*** Begin section ***

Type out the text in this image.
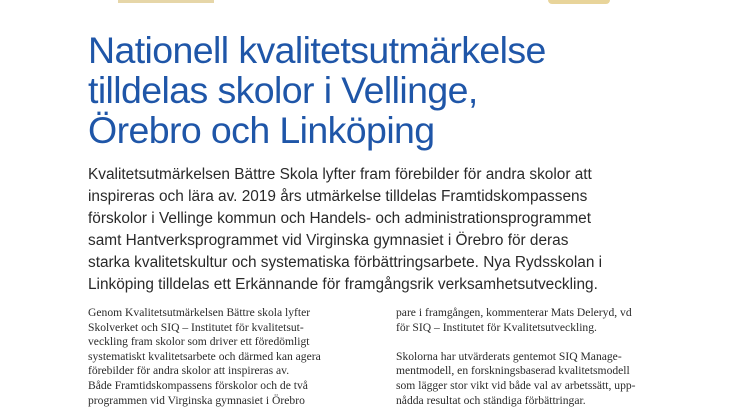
Nationell kvalitetsutmärkelse
tilldelas skolor i Vellinge,
Örebro och Linköping

Kvalitetsutmärkelsen Bättre Skola lyfter fram förebilder för andra skolor att
inspireras och lära av. 2019 års utmärkelse tilldelas Framtidskompassens
förskolor i Vellinge kommun och Handels- och administrationsprogrammet
samt Hantverksprogrammet vid Virginska gymnasiet i Örebro för deras
starka kvalitetskultur och systematiska förbättringsarbete. Nya Rydsskolan i
Linköping tilldelas ett Erkännande för framgångsrik verksamhetsutveckling.

Genom Kvalitetsutmärkelsen Bättre skola lyfter
Skolverket och SIQ – Institutet för kvalitetsut-
veckling fram skolor som driver ett föredömligt
systematiskt kvalitetsarbete och därmed kan agera
förebilder för andra skolor att inspireras av.
Både Framtidskompassens förskolor och de två
programmen vid Virginska gymnasiet i Örebro
pare i framgången, kommenterar Mats Deleryd, vd
för SIQ – Institutet för Kvalitetsutveckling.
Skolorna har utvärderats gentemot SIQ Manage-
mentmodell, en forskningsbaserad kvalitetsmodell
som lägger stor vikt vid både val av arbetssätt, upp-
nådda resultat och ständiga förbättringar.
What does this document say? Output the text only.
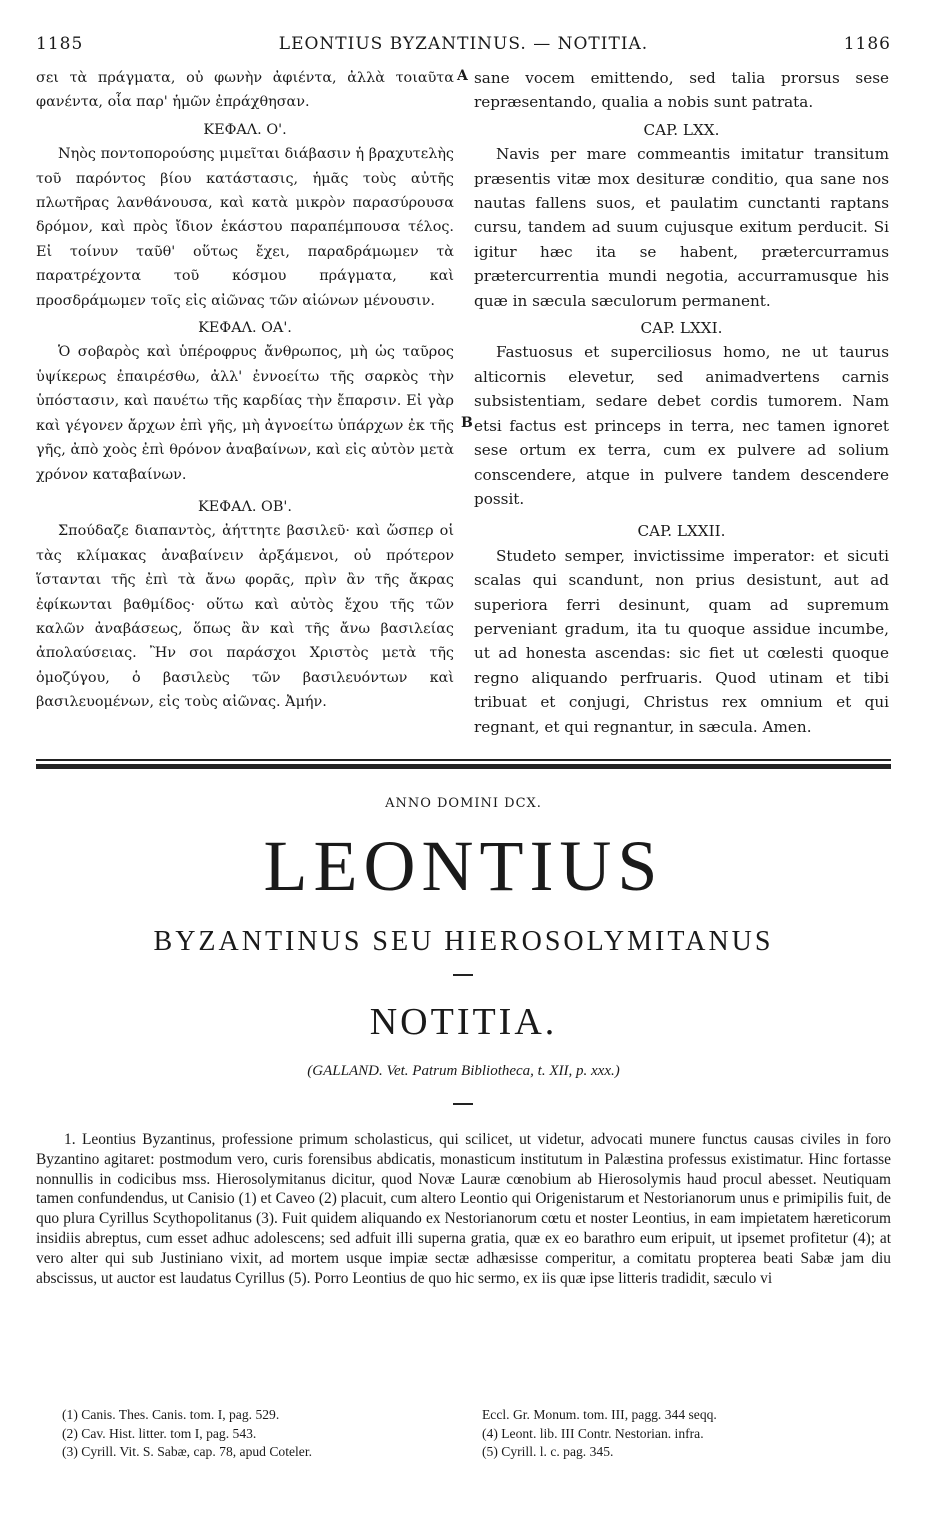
1185	LEONTIUS BYZANTINUS. — NOTITIA.	1186

σει τὰ πράγματα, οὐ φωνὴν ἀφιέντα, ἀλλὰ τοιαῦτα φανέντα, οἷα παρ' ἡμῶν ἐπράχθησαν.

ΚΕΦΑΛ. Ο'.

Νηὸς ποντοπορούσης μιμεῖται διάβασιν ἡ βραχυτελὴς τοῦ παρόντος βίου κατάστασις, ἡμᾶς τοὺς αὐτῆς πλωτῆρας λανθάνουσα, καὶ κατὰ μικρὸν παρασύρουσα δρόμον, καὶ πρὸς ἴδιον ἑκάστου παραπέμπουσα τέλος. Εἰ τοίνυν ταῦθ' οὕτως ἔχει, παραδράμωμεν τὰ παρατρέχοντα τοῦ κόσμου πράγματα, καὶ προσδράμωμεν τοῖς εἰς αἰῶνας τῶν αἰώνων μένουσιν.

ΚΕΦΑΛ. ΟΑ'.

Ὁ σοβαρὸς καὶ ὑπέροφρυς ἄνθρωπος, μὴ ὡς ταῦρος ὑψίκερως ἐπαιρέσθω, ἀλλ' ἐννοείτω τῆς σαρκὸς τὴν ὑπόστασιν, καὶ παυέτω τῆς καρδίας τὴν ἔπαρσιν. Εἰ γὰρ καὶ γέγονεν ἄρχων ἐπὶ γῆς, μὴ ἀγνοείτω ὑπάρχων ἐκ τῆς γῆς, ἀπὸ χοὸς ἐπὶ θρόνον ἀναβαίνων, καὶ εἰς αὐτὸν μετὰ χρόνον καταβαίνων.

ΚΕΦΑΛ. ΟΒ'.

Σπούδαζε διαπαντὸς, ἀήττητε βασιλεῦ· καὶ ὥσπερ οἱ τὰς κλίμακας ἀναβαίνειν ἀρξάμενοι, οὐ πρότερον ἵστανται τῆς ἐπὶ τὰ ἄνω φορᾶς, πρὶν ἂν τῆς ἄκρας ἐφίκωνται βαθμίδος· οὕτω καὶ αὐτὸς ἔχου τῆς τῶν καλῶν ἀναβάσεως, ὅπως ἂν καὶ τῆς ἄνω βασιλείας ἀπολαύσειας. Ἢν σοι παράσχοι Χριστὸς μετὰ τῆς ὁμοζύγου, ὁ βασιλεὺς τῶν βασιλευόντων καὶ βασιλευομένων, εἰς τοὺς αἰῶνας. Ἀμήν.

A
B

sane vocem emittendo, sed talia prorsus sese repræsentando, qualia a nobis sunt patrata.

CAP. LXX.

Navis per mare commeantis imitatur transitum præsentis vitæ mox desituræ conditio, qua sane nos nautas fallens suos, et paulatim cunctanti raptans cursu, tandem ad suum cujusque exitum perducit. Si igitur hæc ita se habent, prætercurramus prætercurrentia mundi negotia, accurramusque his quæ in sæcula sæculorum permanent.

CAP. LXXI.

Fastuosus et superciliosus homo, ne ut taurus alticornis elevetur, sed animadvertens carnis subsistentiam, sedare debet cordis tumorem. Nam etsi factus est princeps in terra, nec tamen ignoret sese ortum ex terra, cum ex pulvere ad solium conscendere, atque in pulvere tandem descendere possit.

CAP. LXXII.

Studeto semper, invictissime imperator: et sicuti scalas qui scandunt, non prius desistunt, aut ad superiora ferri desinunt, quam ad supremum perveniant gradum, ita tu quoque assidue incumbe, ut ad honesta ascendas: sic fiet ut cœlesti quoque regno aliquando perfruaris. Quod utinam et tibi tribuat et conjugi, Christus rex omnium et qui regnant, et qui regnantur, in sæcula. Amen.

ANNO DOMINI DCX.
LEONTIUS
BYZANTINUS SEU HIEROSOLYMITANUS
NOTITIA.
(GALLAND. Vet. Patrum Bibliotheca, t. XII, p. xxx.)
1. Leontius Byzantinus, professione primum scholasticus, qui scilicet, ut videtur, advocati munere functus causas civiles in foro Byzantino agitaret: postmodum vero, curis forensibus abdicatis, monasticum institutum in Palæstina professus existimatur. Hinc fortasse nonnullis in codicibus mss. Hierosolymitanus dicitur, quod Novæ Lauræ cœnobium ab Hierosolymis haud procul abesset. Neutiquam tamen confundendus, ut Canisio (1) et Caveo (2) placuit, cum altero Leontio qui Origenistarum et Nestorianorum unus e primipilis fuit, de quo plura Cyrillus Scythopolitanus (3). Fuit quidem aliquando ex Nestorianorum cœtu et noster Leontius, in eam impietatem hæreticorum insidiis abreptus, cum esset adhuc adolescens; sed adfuit illi superna gratia, quæ ex eo barathro eum eripuit, ut ipsemet profitetur (4); at vero alter qui sub Justiniano vixit, ad mortem usque impiæ sectæ adhæsisse comperitur, a comitatu propterea beati Sabæ jam diu abscissus, ut auctor est laudatus Cyrillus (5). Porro Leontius de quo hic sermo, ex iis quæ ipse litteris tradidit, sæculo vi
(1) Canis. Thes. Canis. tom. I, pag. 529.
(2) Cav. Hist. litter. tom I, pag. 543.
(3) Cyrill. Vit. S. Sabæ, cap. 78, apud Coteler.
Eccl. Gr. Monum. tom. III, pagg. 344 seqq.
(4) Leont. lib. III Contr. Nestorian. infra.
(5) Cyrill. l. c. pag. 345.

*** End section ***

● **Action item**: The full material above must be output verbatim, minus any pictures.

● **Answer for the task**:
Type out the text in this image.
Nationell kvalitetsutmärkelse
tilldelas skolor i Vellinge,
Örebro och Linköping

Kvalitetsutmärkelsen Bättre Skola lyfter fram förebilder för andra skolor att
inspireras och lära av. 2019 års utmärkelse tilldelas Framtidskompassens
förskolor i Vellinge kommun och Handels- och administrationsprogrammet
samt Hantverksprogrammet vid Virginska gymnasiet i Örebro för deras
starka kvalitetskultur och systematiska förbättringsarbete. Nya Rydsskolan i
Linköping tilldelas ett Erkännande för framgångsrik verksamhetsutveckling.

Genom Kvalitetsutmärkelsen Bättre skola lyfter
Skolverket och SIQ – Institutet för kvalitetsut-
veckling fram skolor som driver ett föredömligt
systematiskt kvalitetsarbete och därmed kan agera
förebilder för andra skolor att inspireras av.
Både Framtidskompassens förskolor och de två
programmen vid Virginska gymnasiet i Örebro
pare i framgången, kommenterar Mats Deleryd, vd
för SIQ – Institutet för Kvalitetsutveckling.
Skolorna har utvärderats gentemot SIQ Manage-
mentmodell, en forskningsbaserad kvalitetsmodell
som lägger stor vikt vid både val av arbetssätt, upp-
nådda resultat och ständiga förbättringar.
What does this document say? Output the text only.
1185	LEONTIUS BYZANTINUS. — NOTITIA.	1186

σει τὰ πράγματα, οὐ φωνὴν ἀφιέντα, ἀλλὰ τοιαῦτα φανέντα, οἷα παρ' ἡμῶν ἐπράχθησαν.

ΚΕΦΑΛ. Ο'.

Νηὸς ποντοπορούσης μιμεῖται διάβασιν ἡ βραχυτελὴς τοῦ παρόντος βίου κατάστασις, ἡμᾶς τοὺς αὐτῆς πλωτῆρας λανθάνουσα, καὶ κατὰ μικρὸν παρασύρουσα δρόμον, καὶ πρὸς ἴδιον ἑκάστου παραπέμπουσα τέλος. Εἰ τοίνυν ταῦθ' οὕτως ἔχει, παραδράμωμεν τὰ παρατρέχοντα τοῦ κόσμου πράγματα, καὶ προσδράμωμεν τοῖς εἰς αἰῶνας τῶν αἰώνων μένουσιν.

ΚΕΦΑΛ. ΟΑ'.

Ὁ σοβαρὸς καὶ ὑπέροφρυς ἄνθρωπος, μὴ ὡς ταῦρος ὑψίκερως ἐπαιρέσθω, ἀλλ' ἐννοείτω τῆς σαρκὸς τὴν ὑπόστασιν, καὶ παυέτω τῆς καρδίας τὴν ἔπαρσιν. Εἰ γὰρ καὶ γέγονεν ἄρχων ἐπὶ γῆς, μὴ ἀγνοείτω ὑπάρχων ἐκ τῆς γῆς, ἀπὸ χοὸς ἐπὶ θρόνον ἀναβαίνων, καὶ εἰς αὐτὸν μετὰ χρόνον καταβαίνων.

ΚΕΦΑΛ. ΟΒ'.

Σπούδαζε διαπαντὸς, ἀήττητε βασιλεῦ· καὶ ὥσπερ οἱ τὰς κλίμακας ἀναβαίνειν ἀρξάμενοι, οὐ πρότερον ἵστανται τῆς ἐπὶ τὰ ἄνω φορᾶς, πρὶν ἂν τῆς ἄκρας ἐφίκωνται βαθμίδος· οὕτω καὶ αὐτὸς ἔχου τῆς τῶν καλῶν ἀναβάσεως, ὅπως ἂν καὶ τῆς ἄνω βασιλείας ἀπολαύσειας. Ἢν σοι παράσχοι Χριστὸς μετὰ τῆς ὁμοζύγου, ὁ βασιλεὺς τῶν βασιλευόντων καὶ βασιλευομένων, εἰς τοὺς αἰῶνας. Ἀμήν.

A
B

sane vocem emittendo, sed talia prorsus sese repræsentando, qualia a nobis sunt patrata.

CAP. LXX.

Navis per mare commeantis imitatur transitum præsentis vitæ mox desituræ conditio, qua sane nos nautas fallens suos, et paulatim cunctanti raptans cursu, tandem ad suum cujusque exitum perducit. Si igitur hæc ita se habent, prætercurramus prætercurrentia mundi negotia, accurramusque his quæ in sæcula sæculorum permanent.

CAP. LXXI.

Fastuosus et superciliosus homo, ne ut taurus alticornis elevetur, sed animadvertens carnis subsistentiam, sedare debet cordis tumorem. Nam etsi factus est princeps in terra, nec tamen ignoret sese ortum ex terra, cum ex pulvere ad solium conscendere, atque in pulvere tandem descendere possit.

CAP. LXXII.

Studeto semper, invictissime imperator: et sicuti scalas qui scandunt, non prius desistunt, aut ad superiora ferri desinunt, quam ad supremum perveniant gradum, ita tu quoque assidue incumbe, ut ad honesta ascendas: sic fiet ut cœlesti quoque regno aliquando perfruaris. Quod utinam et tibi tribuat et conjugi, Christus rex omnium et qui regnant, et qui regnantur, in sæcula. Amen.

ANNO DOMINI DCX.
LEONTIUS
BYZANTINUS SEU HIEROSOLYMITANUS
NOTITIA.
(GALLAND. Vet. Patrum Bibliotheca, t. XII, p. xxx.)
1. Leontius Byzantinus, professione primum scholasticus, qui scilicet, ut videtur, advocati munere functus causas civiles in foro Byzantino agitaret: postmodum vero, curis forensibus abdicatis, monasticum institutum in Palæstina professus existimatur. Hinc fortasse nonnullis in codicibus mss. Hierosolymitanus dicitur, quod Novæ Lauræ cœnobium ab Hierosolymis haud procul abesset. Neutiquam tamen confundendus, ut Canisio (1) et Caveo (2) placuit, cum altero Leontio qui Origenistarum et Nestorianorum unus e primipilis fuit, de quo plura Cyrillus Scythopolitanus (3). Fuit quidem aliquando ex Nestorianorum cœtu et noster Leontius, in eam impietatem hæreticorum insidiis abreptus, cum esset adhuc adolescens; sed adfuit illi superna gratia, quæ ex eo barathro eum eripuit, ut ipsemet profitetur (4); at vero alter qui sub Justiniano vixit, ad mortem usque impiæ sectæ adhæsisse comperitur, a comitatu propterea beati Sabæ jam diu abscissus, ut auctor est laudatus Cyrillus (5). Porro Leontius de quo hic sermo, ex iis quæ ipse litteris tradidit, sæculo vi
(1) Canis. Thes. Canis. tom. I, pag. 529.
(2) Cav. Hist. litter. tom I, pag. 543.
(3) Cyrill. Vit. S. Sabæ, cap. 78, apud Coteler.
Eccl. Gr. Monum. tom. III, pagg. 344 seqq.
(4) Leont. lib. III Contr. Nestorian. infra.
(5) Cyrill. l. c. pag. 345.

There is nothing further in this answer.